WHAT THE TASK REQUIRES: Copy the entries below exactly. Images do not belong in the copy.

(Stored data)
— Start —
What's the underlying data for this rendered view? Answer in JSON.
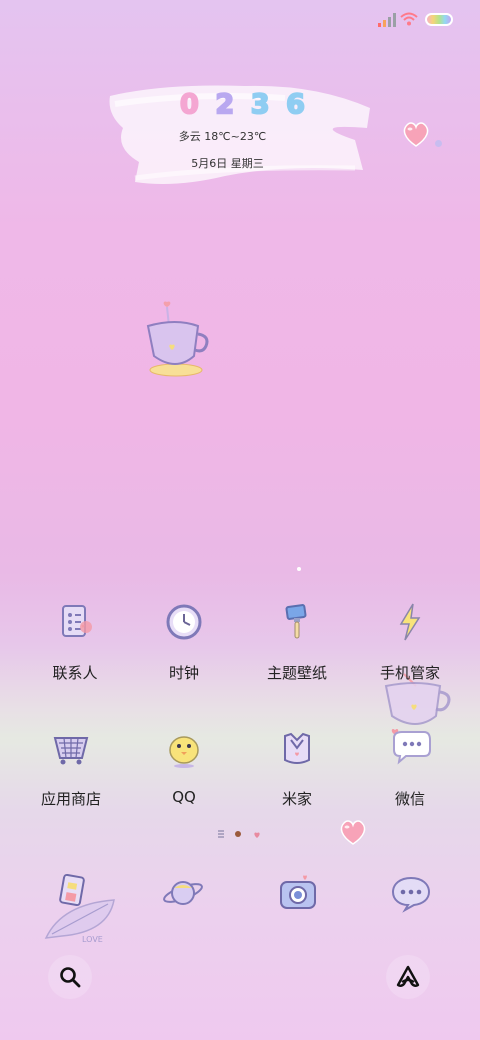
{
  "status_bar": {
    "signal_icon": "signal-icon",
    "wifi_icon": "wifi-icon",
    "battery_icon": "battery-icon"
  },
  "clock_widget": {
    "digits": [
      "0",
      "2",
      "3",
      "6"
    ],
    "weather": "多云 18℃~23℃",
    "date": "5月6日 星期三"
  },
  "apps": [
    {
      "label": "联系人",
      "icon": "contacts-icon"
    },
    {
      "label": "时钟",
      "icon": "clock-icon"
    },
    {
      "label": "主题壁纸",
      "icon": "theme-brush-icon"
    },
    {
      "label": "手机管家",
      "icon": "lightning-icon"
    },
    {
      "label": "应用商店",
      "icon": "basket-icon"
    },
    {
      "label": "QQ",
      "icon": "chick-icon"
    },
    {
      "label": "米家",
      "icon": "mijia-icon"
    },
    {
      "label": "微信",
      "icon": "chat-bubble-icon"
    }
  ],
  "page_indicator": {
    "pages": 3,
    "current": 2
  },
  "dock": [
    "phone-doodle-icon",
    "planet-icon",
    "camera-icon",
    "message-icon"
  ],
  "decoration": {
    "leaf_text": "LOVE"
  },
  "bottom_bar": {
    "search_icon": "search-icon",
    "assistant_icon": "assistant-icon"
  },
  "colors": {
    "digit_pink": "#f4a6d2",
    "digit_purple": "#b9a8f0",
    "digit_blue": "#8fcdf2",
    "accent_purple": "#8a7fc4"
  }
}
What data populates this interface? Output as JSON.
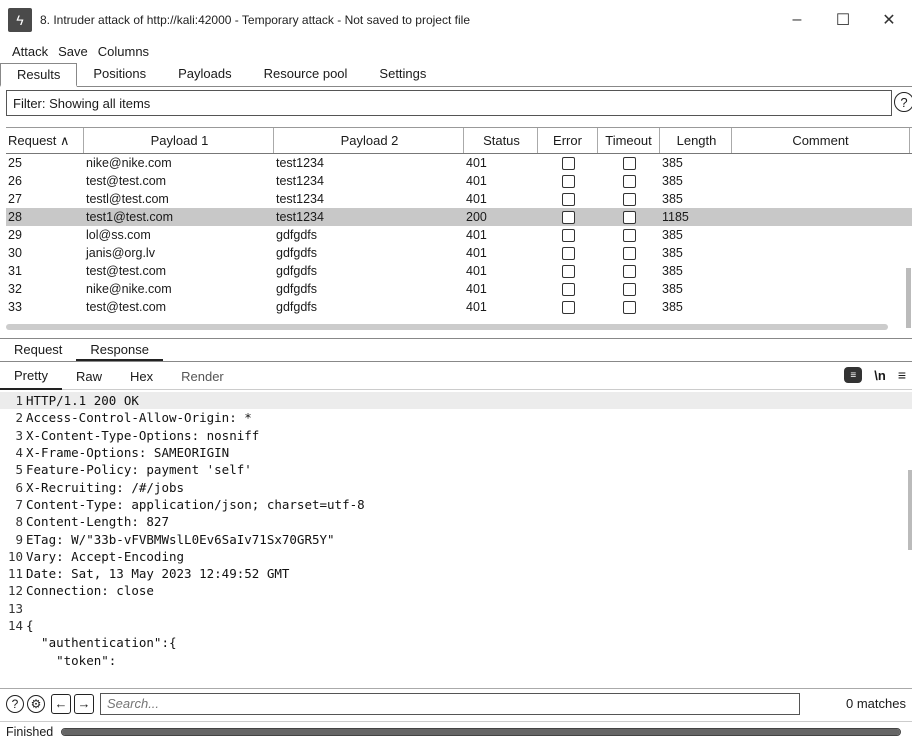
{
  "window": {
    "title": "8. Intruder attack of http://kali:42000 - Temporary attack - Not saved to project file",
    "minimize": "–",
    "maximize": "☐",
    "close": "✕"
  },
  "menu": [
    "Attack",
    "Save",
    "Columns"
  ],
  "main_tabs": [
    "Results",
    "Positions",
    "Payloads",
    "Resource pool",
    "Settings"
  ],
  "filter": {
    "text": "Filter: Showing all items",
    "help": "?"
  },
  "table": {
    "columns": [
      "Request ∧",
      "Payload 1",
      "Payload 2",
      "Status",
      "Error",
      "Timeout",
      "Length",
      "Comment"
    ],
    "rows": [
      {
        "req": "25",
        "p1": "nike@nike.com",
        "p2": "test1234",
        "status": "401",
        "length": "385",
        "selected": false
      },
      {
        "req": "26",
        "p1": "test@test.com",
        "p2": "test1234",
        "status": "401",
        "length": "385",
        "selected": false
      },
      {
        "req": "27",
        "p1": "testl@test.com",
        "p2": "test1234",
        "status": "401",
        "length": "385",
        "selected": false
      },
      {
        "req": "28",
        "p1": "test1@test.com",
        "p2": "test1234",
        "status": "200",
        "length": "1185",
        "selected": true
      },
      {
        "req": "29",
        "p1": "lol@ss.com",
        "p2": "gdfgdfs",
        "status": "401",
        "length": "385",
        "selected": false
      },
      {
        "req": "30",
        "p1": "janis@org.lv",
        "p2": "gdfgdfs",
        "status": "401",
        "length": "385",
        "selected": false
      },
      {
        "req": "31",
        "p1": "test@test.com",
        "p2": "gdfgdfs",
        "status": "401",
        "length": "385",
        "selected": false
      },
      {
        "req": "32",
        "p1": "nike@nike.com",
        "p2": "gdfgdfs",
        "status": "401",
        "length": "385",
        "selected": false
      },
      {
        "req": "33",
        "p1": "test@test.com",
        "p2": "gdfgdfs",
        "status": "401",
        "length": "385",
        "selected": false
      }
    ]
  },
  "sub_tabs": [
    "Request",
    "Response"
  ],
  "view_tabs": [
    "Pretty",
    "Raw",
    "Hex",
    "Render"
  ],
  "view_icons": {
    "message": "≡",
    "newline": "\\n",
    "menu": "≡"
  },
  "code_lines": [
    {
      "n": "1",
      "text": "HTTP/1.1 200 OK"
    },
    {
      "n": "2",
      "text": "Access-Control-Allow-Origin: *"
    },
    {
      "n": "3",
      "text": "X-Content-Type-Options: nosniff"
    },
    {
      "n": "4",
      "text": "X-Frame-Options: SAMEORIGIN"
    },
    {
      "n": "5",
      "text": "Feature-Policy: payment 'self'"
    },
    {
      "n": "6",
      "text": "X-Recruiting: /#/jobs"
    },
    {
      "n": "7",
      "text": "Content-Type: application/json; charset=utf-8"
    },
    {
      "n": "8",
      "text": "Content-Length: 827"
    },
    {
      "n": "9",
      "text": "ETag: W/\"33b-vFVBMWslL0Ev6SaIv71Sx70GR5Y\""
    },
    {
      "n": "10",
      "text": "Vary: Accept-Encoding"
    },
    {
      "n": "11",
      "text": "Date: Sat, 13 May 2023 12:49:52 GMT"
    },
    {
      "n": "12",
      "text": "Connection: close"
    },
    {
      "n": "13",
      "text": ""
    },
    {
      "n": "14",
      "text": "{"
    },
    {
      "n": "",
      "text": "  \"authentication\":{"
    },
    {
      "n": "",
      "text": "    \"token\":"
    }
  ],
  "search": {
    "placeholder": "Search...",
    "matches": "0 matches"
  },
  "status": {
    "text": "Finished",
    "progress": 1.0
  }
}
— End —
ANSWER TO THE EXERCISE:
What's the underlying data for this rendered view? Answer in JSON.
{
  "status_bar": {
    "signal_icon": "signal-icon",
    "wifi_icon": "wifi-icon",
    "battery_icon": "battery-icon"
  },
  "clock_widget": {
    "digits": [
      "0",
      "2",
      "3",
      "6"
    ],
    "weather": "多云 18℃~23℃",
    "date": "5月6日 星期三"
  },
  "apps": [
    {
      "label": "联系人",
      "icon": "contacts-icon"
    },
    {
      "label": "时钟",
      "icon": "clock-icon"
    },
    {
      "label": "主题壁纸",
      "icon": "theme-brush-icon"
    },
    {
      "label": "手机管家",
      "icon": "lightning-icon"
    },
    {
      "label": "应用商店",
      "icon": "basket-icon"
    },
    {
      "label": "QQ",
      "icon": "chick-icon"
    },
    {
      "label": "米家",
      "icon": "mijia-icon"
    },
    {
      "label": "微信",
      "icon": "chat-bubble-icon"
    }
  ],
  "page_indicator": {
    "pages": 3,
    "current": 2
  },
  "dock": [
    "phone-doodle-icon",
    "planet-icon",
    "camera-icon",
    "message-icon"
  ],
  "decoration": {
    "leaf_text": "LOVE"
  },
  "bottom_bar": {
    "search_icon": "search-icon",
    "assistant_icon": "assistant-icon"
  },
  "colors": {
    "digit_pink": "#f4a6d2",
    "digit_purple": "#b9a8f0",
    "digit_blue": "#8fcdf2",
    "accent_purple": "#8a7fc4"
  }
}
What data populates this interface? Output as JSON.
{
  "window": {
    "title": "8. Intruder attack of http://kali:42000 - Temporary attack - Not saved to project file",
    "minimize": "–",
    "maximize": "☐",
    "close": "✕"
  },
  "menu": [
    "Attack",
    "Save",
    "Columns"
  ],
  "main_tabs": [
    "Results",
    "Positions",
    "Payloads",
    "Resource pool",
    "Settings"
  ],
  "filter": {
    "text": "Filter: Showing all items",
    "help": "?"
  },
  "table": {
    "columns": [
      "Request ∧",
      "Payload 1",
      "Payload 2",
      "Status",
      "Error",
      "Timeout",
      "Length",
      "Comment"
    ],
    "rows": [
      {
        "req": "25",
        "p1": "nike@nike.com",
        "p2": "test1234",
        "status": "401",
        "length": "385",
        "selected": false
      },
      {
        "req": "26",
        "p1": "test@test.com",
        "p2": "test1234",
        "status": "401",
        "length": "385",
        "selected": false
      },
      {
        "req": "27",
        "p1": "testl@test.com",
        "p2": "test1234",
        "status": "401",
        "length": "385",
        "selected": false
      },
      {
        "req": "28",
        "p1": "test1@test.com",
        "p2": "test1234",
        "status": "200",
        "length": "1185",
        "selected": true
      },
      {
        "req": "29",
        "p1": "lol@ss.com",
        "p2": "gdfgdfs",
        "status": "401",
        "length": "385",
        "selected": false
      },
      {
        "req": "30",
        "p1": "janis@org.lv",
        "p2": "gdfgdfs",
        "status": "401",
        "length": "385",
        "selected": false
      },
      {
        "req": "31",
        "p1": "test@test.com",
        "p2": "gdfgdfs",
        "status": "401",
        "length": "385",
        "selected": false
      },
      {
        "req": "32",
        "p1": "nike@nike.com",
        "p2": "gdfgdfs",
        "status": "401",
        "length": "385",
        "selected": false
      },
      {
        "req": "33",
        "p1": "test@test.com",
        "p2": "gdfgdfs",
        "status": "401",
        "length": "385",
        "selected": false
      }
    ]
  },
  "sub_tabs": [
    "Request",
    "Response"
  ],
  "view_tabs": [
    "Pretty",
    "Raw",
    "Hex",
    "Render"
  ],
  "view_icons": {
    "message": "≡",
    "newline": "\\n",
    "menu": "≡"
  },
  "code_lines": [
    {
      "n": "1",
      "text": "HTTP/1.1 200 OK"
    },
    {
      "n": "2",
      "text": "Access-Control-Allow-Origin: *"
    },
    {
      "n": "3",
      "text": "X-Content-Type-Options: nosniff"
    },
    {
      "n": "4",
      "text": "X-Frame-Options: SAMEORIGIN"
    },
    {
      "n": "5",
      "text": "Feature-Policy: payment 'self'"
    },
    {
      "n": "6",
      "text": "X-Recruiting: /#/jobs"
    },
    {
      "n": "7",
      "text": "Content-Type: application/json; charset=utf-8"
    },
    {
      "n": "8",
      "text": "Content-Length: 827"
    },
    {
      "n": "9",
      "text": "ETag: W/\"33b-vFVBMWslL0Ev6SaIv71Sx70GR5Y\""
    },
    {
      "n": "10",
      "text": "Vary: Accept-Encoding"
    },
    {
      "n": "11",
      "text": "Date: Sat, 13 May 2023 12:49:52 GMT"
    },
    {
      "n": "12",
      "text": "Connection: close"
    },
    {
      "n": "13",
      "text": ""
    },
    {
      "n": "14",
      "text": "{"
    },
    {
      "n": "",
      "text": "  \"authentication\":{"
    },
    {
      "n": "",
      "text": "    \"token\":"
    }
  ],
  "search": {
    "placeholder": "Search...",
    "matches": "0 matches"
  },
  "status": {
    "text": "Finished",
    "progress": 1.0
  }
}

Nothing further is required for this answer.